* Start *

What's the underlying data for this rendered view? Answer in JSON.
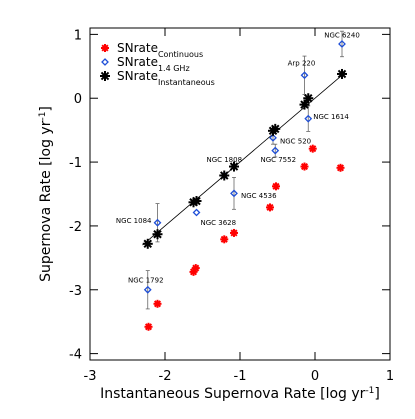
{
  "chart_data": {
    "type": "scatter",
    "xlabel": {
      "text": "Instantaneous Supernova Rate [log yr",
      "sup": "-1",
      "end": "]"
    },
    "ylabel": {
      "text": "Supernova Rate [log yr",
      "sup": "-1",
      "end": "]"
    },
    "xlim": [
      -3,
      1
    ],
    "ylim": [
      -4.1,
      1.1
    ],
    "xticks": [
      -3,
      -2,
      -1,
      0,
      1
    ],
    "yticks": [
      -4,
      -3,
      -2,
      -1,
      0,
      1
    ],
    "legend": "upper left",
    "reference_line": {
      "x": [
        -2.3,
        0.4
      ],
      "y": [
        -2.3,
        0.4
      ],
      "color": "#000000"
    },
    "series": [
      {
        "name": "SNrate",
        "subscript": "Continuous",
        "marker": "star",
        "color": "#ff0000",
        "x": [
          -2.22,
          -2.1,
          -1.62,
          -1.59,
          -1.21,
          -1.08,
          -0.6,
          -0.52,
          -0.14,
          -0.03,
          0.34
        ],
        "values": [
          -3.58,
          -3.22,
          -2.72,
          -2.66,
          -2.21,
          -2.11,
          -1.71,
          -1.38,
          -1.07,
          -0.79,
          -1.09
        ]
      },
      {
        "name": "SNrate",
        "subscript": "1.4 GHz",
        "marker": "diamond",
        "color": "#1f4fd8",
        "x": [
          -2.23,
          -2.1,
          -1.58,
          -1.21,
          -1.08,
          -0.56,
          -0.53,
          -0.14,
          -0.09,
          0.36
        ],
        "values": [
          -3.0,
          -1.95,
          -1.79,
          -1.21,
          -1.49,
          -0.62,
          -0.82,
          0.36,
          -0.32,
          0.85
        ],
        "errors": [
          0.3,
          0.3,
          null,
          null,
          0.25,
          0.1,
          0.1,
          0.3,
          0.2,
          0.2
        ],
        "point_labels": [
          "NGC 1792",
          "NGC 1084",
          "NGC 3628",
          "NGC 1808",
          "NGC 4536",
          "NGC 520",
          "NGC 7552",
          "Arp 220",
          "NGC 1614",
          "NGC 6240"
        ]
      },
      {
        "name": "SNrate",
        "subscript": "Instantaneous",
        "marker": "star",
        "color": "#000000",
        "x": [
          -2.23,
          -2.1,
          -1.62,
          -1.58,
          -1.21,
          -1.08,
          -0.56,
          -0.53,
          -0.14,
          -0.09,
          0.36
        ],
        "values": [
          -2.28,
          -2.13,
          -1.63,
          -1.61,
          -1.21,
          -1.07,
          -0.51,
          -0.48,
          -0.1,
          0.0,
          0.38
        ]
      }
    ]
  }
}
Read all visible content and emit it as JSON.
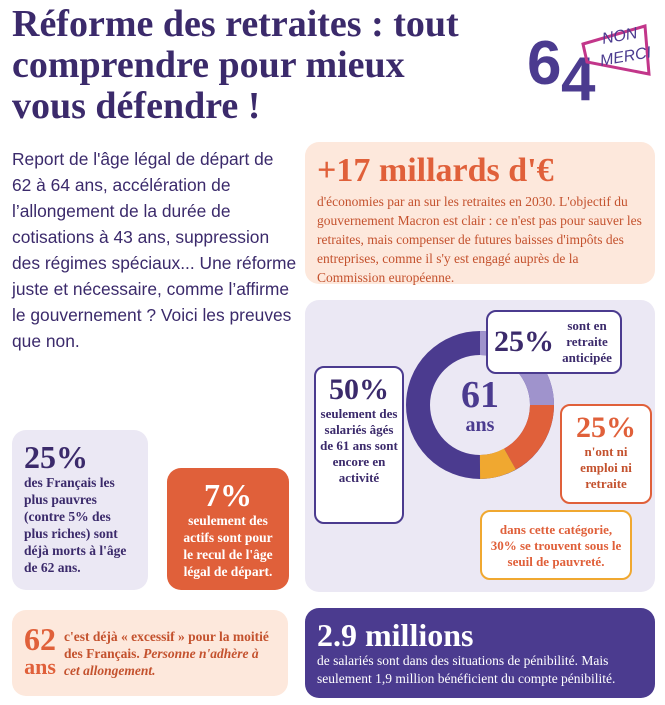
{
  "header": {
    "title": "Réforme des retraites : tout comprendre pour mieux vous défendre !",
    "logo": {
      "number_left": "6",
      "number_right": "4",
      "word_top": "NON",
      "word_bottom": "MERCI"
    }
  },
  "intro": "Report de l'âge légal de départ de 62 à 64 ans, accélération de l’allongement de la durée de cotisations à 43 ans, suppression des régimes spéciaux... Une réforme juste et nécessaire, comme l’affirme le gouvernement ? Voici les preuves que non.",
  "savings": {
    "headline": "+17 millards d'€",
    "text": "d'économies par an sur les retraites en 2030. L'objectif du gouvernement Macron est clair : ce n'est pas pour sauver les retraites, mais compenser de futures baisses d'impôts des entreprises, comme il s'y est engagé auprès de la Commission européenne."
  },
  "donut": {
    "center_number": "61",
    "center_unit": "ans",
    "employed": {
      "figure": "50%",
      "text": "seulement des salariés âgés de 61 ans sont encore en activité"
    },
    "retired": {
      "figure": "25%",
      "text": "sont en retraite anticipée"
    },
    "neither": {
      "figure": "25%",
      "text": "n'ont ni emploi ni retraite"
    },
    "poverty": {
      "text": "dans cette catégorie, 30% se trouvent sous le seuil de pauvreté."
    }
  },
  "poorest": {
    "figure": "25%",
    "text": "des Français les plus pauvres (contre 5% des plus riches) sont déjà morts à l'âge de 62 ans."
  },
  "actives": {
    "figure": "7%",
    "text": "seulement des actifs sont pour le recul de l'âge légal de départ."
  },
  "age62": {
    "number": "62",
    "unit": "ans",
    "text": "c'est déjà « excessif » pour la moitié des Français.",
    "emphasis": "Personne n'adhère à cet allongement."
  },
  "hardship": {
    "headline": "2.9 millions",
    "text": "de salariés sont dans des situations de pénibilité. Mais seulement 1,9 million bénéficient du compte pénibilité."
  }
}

* End *
* Start *

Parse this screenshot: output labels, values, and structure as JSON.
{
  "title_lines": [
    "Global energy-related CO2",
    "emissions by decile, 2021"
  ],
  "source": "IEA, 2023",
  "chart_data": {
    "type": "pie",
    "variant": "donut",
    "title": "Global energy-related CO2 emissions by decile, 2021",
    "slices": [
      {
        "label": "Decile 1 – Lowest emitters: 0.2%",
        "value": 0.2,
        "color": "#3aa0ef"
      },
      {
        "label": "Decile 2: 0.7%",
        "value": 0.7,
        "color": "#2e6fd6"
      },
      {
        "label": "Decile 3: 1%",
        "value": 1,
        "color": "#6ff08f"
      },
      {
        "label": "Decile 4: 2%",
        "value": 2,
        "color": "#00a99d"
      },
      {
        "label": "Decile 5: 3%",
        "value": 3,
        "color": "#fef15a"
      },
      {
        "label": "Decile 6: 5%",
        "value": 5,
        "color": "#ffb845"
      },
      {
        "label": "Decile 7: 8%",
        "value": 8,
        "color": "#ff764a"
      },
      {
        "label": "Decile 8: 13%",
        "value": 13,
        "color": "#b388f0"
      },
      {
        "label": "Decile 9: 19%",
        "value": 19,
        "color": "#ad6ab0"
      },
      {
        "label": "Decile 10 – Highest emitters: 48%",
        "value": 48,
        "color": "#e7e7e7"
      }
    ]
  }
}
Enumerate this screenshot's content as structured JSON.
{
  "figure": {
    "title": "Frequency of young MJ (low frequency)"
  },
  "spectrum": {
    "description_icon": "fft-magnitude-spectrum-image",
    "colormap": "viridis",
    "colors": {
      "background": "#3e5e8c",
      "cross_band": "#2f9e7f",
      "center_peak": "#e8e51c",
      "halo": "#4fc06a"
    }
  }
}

* End *

## What you will do
Read the entries and pick out all lines that include the word "JSON".

## Response
What's the underlying data for this rendered view? Answer in JSON.
Read all visible content and emit it as JSON.
Parse this screenshot: output labels, values, and structure as JSON.
Enumerate this screenshot's content as structured JSON.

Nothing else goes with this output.